* Start Data extract *

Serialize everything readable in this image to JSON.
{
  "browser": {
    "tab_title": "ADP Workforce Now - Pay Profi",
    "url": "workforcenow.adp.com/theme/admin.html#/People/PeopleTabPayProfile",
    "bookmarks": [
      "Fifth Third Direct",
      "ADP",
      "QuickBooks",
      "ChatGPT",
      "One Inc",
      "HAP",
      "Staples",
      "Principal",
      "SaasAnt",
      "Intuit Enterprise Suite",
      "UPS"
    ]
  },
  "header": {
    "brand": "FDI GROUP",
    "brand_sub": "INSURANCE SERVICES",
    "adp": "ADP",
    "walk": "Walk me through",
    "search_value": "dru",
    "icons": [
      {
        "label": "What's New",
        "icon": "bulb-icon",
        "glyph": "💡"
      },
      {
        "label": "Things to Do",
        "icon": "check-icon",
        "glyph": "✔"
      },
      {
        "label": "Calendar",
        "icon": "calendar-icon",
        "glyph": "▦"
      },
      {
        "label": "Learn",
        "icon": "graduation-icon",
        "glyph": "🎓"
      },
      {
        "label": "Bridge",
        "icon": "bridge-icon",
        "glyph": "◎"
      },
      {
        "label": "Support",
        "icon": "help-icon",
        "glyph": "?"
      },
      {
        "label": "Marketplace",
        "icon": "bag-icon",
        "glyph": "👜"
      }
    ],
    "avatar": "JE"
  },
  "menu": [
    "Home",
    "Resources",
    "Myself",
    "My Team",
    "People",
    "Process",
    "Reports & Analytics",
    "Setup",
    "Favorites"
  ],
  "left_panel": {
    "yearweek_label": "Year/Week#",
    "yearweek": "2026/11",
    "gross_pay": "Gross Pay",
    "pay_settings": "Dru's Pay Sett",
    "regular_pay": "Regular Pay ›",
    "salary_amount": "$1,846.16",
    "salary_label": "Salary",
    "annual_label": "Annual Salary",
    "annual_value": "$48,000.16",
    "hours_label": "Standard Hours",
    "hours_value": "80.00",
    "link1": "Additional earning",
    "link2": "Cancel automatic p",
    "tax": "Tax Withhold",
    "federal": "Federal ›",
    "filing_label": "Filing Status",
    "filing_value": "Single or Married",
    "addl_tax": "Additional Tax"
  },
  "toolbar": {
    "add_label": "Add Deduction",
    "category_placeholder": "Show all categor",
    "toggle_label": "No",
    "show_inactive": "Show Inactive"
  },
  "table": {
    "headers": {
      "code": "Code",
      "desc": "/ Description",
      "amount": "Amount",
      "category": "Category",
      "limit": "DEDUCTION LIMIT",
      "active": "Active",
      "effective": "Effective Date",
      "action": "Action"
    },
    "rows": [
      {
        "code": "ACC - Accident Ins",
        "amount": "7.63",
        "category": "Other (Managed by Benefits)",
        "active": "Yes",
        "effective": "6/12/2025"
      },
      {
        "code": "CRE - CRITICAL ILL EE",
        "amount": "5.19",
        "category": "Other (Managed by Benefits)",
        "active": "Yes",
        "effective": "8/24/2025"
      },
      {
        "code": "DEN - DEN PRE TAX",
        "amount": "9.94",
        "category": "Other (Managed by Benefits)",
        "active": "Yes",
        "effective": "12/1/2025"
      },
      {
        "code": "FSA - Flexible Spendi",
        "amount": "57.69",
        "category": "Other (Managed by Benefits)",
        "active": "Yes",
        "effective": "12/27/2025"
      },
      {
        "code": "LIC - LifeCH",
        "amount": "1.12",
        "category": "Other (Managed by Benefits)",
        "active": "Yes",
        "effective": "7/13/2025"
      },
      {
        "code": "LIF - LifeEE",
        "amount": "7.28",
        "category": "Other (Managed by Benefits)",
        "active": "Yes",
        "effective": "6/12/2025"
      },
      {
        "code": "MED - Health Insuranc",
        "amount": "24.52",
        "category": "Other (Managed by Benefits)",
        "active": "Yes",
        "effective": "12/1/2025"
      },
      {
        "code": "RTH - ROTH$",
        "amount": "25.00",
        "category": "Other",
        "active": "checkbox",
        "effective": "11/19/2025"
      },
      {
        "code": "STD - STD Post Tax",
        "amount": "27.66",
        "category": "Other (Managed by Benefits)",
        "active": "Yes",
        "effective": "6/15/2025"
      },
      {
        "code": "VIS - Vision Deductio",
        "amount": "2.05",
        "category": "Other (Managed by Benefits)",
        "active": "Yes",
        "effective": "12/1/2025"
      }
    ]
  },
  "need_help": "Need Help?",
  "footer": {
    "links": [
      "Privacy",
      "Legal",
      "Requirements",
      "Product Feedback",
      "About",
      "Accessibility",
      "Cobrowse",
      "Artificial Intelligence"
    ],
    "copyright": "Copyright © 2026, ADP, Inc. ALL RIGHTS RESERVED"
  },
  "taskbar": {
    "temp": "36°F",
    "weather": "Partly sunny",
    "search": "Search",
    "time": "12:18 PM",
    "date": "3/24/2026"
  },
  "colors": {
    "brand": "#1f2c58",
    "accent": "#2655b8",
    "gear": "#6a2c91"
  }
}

* End Data extract *

* _What you should do_
Scan the listing above. Gather each line that contains the word "glyph".

* _Correct output_
        "glyph": "💡"
        "glyph": "✔"
        "glyph": "▦"
        "glyph": "🎓"
        "glyph": "◎"
        "glyph": "?"
        "glyph": "👜"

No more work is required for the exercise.